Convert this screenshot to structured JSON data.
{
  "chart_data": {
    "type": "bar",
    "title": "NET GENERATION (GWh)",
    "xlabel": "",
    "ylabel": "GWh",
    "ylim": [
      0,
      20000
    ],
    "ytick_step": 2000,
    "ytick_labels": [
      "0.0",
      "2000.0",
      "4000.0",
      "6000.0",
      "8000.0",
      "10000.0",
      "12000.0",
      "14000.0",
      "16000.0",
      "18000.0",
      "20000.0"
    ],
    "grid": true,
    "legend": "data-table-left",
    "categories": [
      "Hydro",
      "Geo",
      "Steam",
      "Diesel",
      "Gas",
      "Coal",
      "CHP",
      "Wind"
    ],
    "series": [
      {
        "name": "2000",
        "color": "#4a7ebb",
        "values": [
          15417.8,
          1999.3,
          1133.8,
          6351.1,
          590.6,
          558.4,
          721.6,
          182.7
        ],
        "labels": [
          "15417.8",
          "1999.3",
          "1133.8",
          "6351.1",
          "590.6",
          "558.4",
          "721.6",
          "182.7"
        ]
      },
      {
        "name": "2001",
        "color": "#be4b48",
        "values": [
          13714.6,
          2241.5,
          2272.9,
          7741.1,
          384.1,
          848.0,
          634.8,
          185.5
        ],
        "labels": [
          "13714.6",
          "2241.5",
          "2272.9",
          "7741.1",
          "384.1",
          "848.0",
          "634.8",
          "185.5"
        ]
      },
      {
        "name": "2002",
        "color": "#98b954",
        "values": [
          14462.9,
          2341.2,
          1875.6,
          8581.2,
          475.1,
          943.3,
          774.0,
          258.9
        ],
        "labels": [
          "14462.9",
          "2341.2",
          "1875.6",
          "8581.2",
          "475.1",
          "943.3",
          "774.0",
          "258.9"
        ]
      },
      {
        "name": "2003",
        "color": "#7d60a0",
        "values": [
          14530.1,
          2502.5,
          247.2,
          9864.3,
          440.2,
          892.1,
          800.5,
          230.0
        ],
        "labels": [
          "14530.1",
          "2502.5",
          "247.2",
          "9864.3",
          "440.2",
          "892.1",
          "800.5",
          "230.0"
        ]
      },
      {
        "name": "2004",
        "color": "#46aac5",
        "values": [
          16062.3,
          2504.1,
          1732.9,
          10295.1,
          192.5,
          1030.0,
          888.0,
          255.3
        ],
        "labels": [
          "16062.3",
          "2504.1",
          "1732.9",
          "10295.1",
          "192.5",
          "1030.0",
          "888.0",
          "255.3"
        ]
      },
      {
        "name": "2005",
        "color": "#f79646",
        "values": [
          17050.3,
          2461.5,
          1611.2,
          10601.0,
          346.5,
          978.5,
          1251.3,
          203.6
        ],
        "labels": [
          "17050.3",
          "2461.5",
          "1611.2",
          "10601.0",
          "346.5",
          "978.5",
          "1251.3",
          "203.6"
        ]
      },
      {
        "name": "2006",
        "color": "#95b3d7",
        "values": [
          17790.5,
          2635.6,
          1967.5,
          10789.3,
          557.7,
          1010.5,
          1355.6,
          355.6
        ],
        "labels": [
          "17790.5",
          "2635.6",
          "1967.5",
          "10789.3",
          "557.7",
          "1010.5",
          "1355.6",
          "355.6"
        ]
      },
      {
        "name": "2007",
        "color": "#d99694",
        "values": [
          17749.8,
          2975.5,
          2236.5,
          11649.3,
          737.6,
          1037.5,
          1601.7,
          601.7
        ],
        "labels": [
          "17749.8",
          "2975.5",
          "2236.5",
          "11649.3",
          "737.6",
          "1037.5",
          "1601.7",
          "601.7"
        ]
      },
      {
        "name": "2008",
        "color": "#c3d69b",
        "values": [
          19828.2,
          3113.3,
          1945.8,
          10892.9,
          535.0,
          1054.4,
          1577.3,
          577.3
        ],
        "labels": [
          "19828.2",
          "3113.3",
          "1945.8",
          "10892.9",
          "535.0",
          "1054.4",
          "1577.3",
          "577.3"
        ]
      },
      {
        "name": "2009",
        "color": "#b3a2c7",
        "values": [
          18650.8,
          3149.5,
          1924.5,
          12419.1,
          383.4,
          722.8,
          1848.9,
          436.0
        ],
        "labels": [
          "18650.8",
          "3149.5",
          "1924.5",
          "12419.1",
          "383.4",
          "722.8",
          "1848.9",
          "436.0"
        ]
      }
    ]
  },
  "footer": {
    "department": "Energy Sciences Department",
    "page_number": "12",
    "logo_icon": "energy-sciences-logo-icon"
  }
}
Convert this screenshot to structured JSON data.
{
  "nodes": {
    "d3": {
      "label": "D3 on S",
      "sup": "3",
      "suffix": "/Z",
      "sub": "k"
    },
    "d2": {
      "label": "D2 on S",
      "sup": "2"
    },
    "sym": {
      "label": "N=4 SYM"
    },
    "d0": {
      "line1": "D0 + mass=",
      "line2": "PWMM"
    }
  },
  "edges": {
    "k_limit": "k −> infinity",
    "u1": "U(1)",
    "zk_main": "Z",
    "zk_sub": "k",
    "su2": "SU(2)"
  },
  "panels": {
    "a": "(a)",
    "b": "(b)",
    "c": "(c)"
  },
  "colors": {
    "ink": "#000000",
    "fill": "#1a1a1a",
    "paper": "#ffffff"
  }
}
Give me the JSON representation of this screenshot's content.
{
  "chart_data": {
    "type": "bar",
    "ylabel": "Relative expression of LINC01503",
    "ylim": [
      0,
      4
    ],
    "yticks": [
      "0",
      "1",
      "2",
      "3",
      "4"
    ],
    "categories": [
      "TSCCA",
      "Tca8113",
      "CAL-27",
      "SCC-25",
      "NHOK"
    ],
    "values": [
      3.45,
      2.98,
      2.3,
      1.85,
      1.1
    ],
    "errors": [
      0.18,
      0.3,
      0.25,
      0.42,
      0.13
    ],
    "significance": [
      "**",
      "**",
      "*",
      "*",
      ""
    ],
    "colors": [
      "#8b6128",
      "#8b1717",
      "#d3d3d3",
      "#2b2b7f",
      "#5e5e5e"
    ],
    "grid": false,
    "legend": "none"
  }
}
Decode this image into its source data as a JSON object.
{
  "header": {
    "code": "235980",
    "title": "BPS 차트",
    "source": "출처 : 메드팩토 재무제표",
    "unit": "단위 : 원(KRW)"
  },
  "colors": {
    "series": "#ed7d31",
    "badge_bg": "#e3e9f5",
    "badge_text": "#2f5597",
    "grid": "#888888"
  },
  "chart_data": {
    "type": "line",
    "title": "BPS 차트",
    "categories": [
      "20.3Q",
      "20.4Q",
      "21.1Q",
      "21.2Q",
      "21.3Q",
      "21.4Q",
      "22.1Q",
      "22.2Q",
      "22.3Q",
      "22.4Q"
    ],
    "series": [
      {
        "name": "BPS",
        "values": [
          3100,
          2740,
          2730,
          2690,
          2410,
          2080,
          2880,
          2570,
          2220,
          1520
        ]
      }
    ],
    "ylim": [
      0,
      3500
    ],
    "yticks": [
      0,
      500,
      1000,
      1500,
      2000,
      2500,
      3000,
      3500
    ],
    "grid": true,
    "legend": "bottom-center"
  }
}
■ ■ ■ ■ ■
Copy the entries above exactly, leaving none out.

COMPLETE OUTPUT:
Convert this screenshot to structured JSON data.
{
  "chart_data": {
    "type": "bar",
    "title": "NET GENERATION (GWh)",
    "xlabel": "",
    "ylabel": "GWh",
    "ylim": [
      0,
      20000
    ],
    "ytick_step": 2000,
    "ytick_labels": [
      "0.0",
      "2000.0",
      "4000.0",
      "6000.0",
      "8000.0",
      "10000.0",
      "12000.0",
      "14000.0",
      "16000.0",
      "18000.0",
      "20000.0"
    ],
    "grid": true,
    "legend": "data-table-left",
    "categories": [
      "Hydro",
      "Geo",
      "Steam",
      "Diesel",
      "Gas",
      "Coal",
      "CHP",
      "Wind"
    ],
    "series": [
      {
        "name": "2000",
        "color": "#4a7ebb",
        "values": [
          15417.8,
          1999.3,
          1133.8,
          6351.1,
          590.6,
          558.4,
          721.6,
          182.7
        ],
        "labels": [
          "15417.8",
          "1999.3",
          "1133.8",
          "6351.1",
          "590.6",
          "558.4",
          "721.6",
          "182.7"
        ]
      },
      {
        "name": "2001",
        "color": "#be4b48",
        "values": [
          13714.6,
          2241.5,
          2272.9,
          7741.1,
          384.1,
          848.0,
          634.8,
          185.5
        ],
        "labels": [
          "13714.6",
          "2241.5",
          "2272.9",
          "7741.1",
          "384.1",
          "848.0",
          "634.8",
          "185.5"
        ]
      },
      {
        "name": "2002",
        "color": "#98b954",
        "values": [
          14462.9,
          2341.2,
          1875.6,
          8581.2,
          475.1,
          943.3,
          774.0,
          258.9
        ],
        "labels": [
          "14462.9",
          "2341.2",
          "1875.6",
          "8581.2",
          "475.1",
          "943.3",
          "774.0",
          "258.9"
        ]
      },
      {
        "name": "2003",
        "color": "#7d60a0",
        "values": [
          14530.1,
          2502.5,
          247.2,
          9864.3,
          440.2,
          892.1,
          800.5,
          230.0
        ],
        "labels": [
          "14530.1",
          "2502.5",
          "247.2",
          "9864.3",
          "440.2",
          "892.1",
          "800.5",
          "230.0"
        ]
      },
      {
        "name": "2004",
        "color": "#46aac5",
        "values": [
          16062.3,
          2504.1,
          1732.9,
          10295.1,
          192.5,
          1030.0,
          888.0,
          255.3
        ],
        "labels": [
          "16062.3",
          "2504.1",
          "1732.9",
          "10295.1",
          "192.5",
          "1030.0",
          "888.0",
          "255.3"
        ]
      },
      {
        "name": "2005",
        "color": "#f79646",
        "values": [
          17050.3,
          2461.5,
          1611.2,
          10601.0,
          346.5,
          978.5,
          1251.3,
          203.6
        ],
        "labels": [
          "17050.3",
          "2461.5",
          "1611.2",
          "10601.0",
          "346.5",
          "978.5",
          "1251.3",
          "203.6"
        ]
      },
      {
        "name": "2006",
        "color": "#95b3d7",
        "values": [
          17790.5,
          2635.6,
          1967.5,
          10789.3,
          557.7,
          1010.5,
          1355.6,
          355.6
        ],
        "labels": [
          "17790.5",
          "2635.6",
          "1967.5",
          "10789.3",
          "557.7",
          "1010.5",
          "1355.6",
          "355.6"
        ]
      },
      {
        "name": "2007",
        "color": "#d99694",
        "values": [
          17749.8,
          2975.5,
          2236.5,
          11649.3,
          737.6,
          1037.5,
          1601.7,
          601.7
        ],
        "labels": [
          "17749.8",
          "2975.5",
          "2236.5",
          "11649.3",
          "737.6",
          "1037.5",
          "1601.7",
          "601.7"
        ]
      },
      {
        "name": "2008",
        "color": "#c3d69b",
        "values": [
          19828.2,
          3113.3,
          1945.8,
          10892.9,
          535.0,
          1054.4,
          1577.3,
          577.3
        ],
        "labels": [
          "19828.2",
          "3113.3",
          "1945.8",
          "10892.9",
          "535.0",
          "1054.4",
          "1577.3",
          "577.3"
        ]
      },
      {
        "name": "2009",
        "color": "#b3a2c7",
        "values": [
          18650.8,
          3149.5,
          1924.5,
          12419.1,
          383.4,
          722.8,
          1848.9,
          436.0
        ],
        "labels": [
          "18650.8",
          "3149.5",
          "1924.5",
          "12419.1",
          "383.4",
          "722.8",
          "1848.9",
          "436.0"
        ]
      }
    ]
  },
  "footer": {
    "department": "Energy Sciences Department",
    "page_number": "12",
    "logo_icon": "energy-sciences-logo-icon"
  }
}
Convert this screenshot to structured JSON data.
{
  "nodes": {
    "d3": {
      "label": "D3 on S",
      "sup": "3",
      "suffix": "/Z",
      "sub": "k"
    },
    "d2": {
      "label": "D2 on S",
      "sup": "2"
    },
    "sym": {
      "label": "N=4 SYM"
    },
    "d0": {
      "line1": "D0 + mass=",
      "line2": "PWMM"
    }
  },
  "edges": {
    "k_limit": "k −> infinity",
    "u1": "U(1)",
    "zk_main": "Z",
    "zk_sub": "k",
    "su2": "SU(2)"
  },
  "panels": {
    "a": "(a)",
    "b": "(b)",
    "c": "(c)"
  },
  "colors": {
    "ink": "#000000",
    "fill": "#1a1a1a",
    "paper": "#ffffff"
  }
}
Give me the JSON representation of this screenshot's content.
{
  "chart_data": {
    "type": "bar",
    "ylabel": "Relative expression of LINC01503",
    "ylim": [
      0,
      4
    ],
    "yticks": [
      "0",
      "1",
      "2",
      "3",
      "4"
    ],
    "categories": [
      "TSCCA",
      "Tca8113",
      "CAL-27",
      "SCC-25",
      "NHOK"
    ],
    "values": [
      3.45,
      2.98,
      2.3,
      1.85,
      1.1
    ],
    "errors": [
      0.18,
      0.3,
      0.25,
      0.42,
      0.13
    ],
    "significance": [
      "**",
      "**",
      "*",
      "*",
      ""
    ],
    "colors": [
      "#8b6128",
      "#8b1717",
      "#d3d3d3",
      "#2b2b7f",
      "#5e5e5e"
    ],
    "grid": false,
    "legend": "none"
  }
}
Decode this image into its source data as a JSON object.
{
  "header": {
    "code": "235980",
    "title": "BPS 차트",
    "source": "출처 : 메드팩토 재무제표",
    "unit": "단위 : 원(KRW)"
  },
  "colors": {
    "series": "#ed7d31",
    "badge_bg": "#e3e9f5",
    "badge_text": "#2f5597",
    "grid": "#888888"
  },
  "chart_data": {
    "type": "line",
    "title": "BPS 차트",
    "categories": [
      "20.3Q",
      "20.4Q",
      "21.1Q",
      "21.2Q",
      "21.3Q",
      "21.4Q",
      "22.1Q",
      "22.2Q",
      "22.3Q",
      "22.4Q"
    ],
    "series": [
      {
        "name": "BPS",
        "values": [
          3100,
          2740,
          2730,
          2690,
          2410,
          2080,
          2880,
          2570,
          2220,
          1520
        ]
      }
    ],
    "ylim": [
      0,
      3500
    ],
    "yticks": [
      0,
      500,
      1000,
      1500,
      2000,
      2500,
      3000,
      3500
    ],
    "grid": true,
    "legend": "bottom-center"
  }
}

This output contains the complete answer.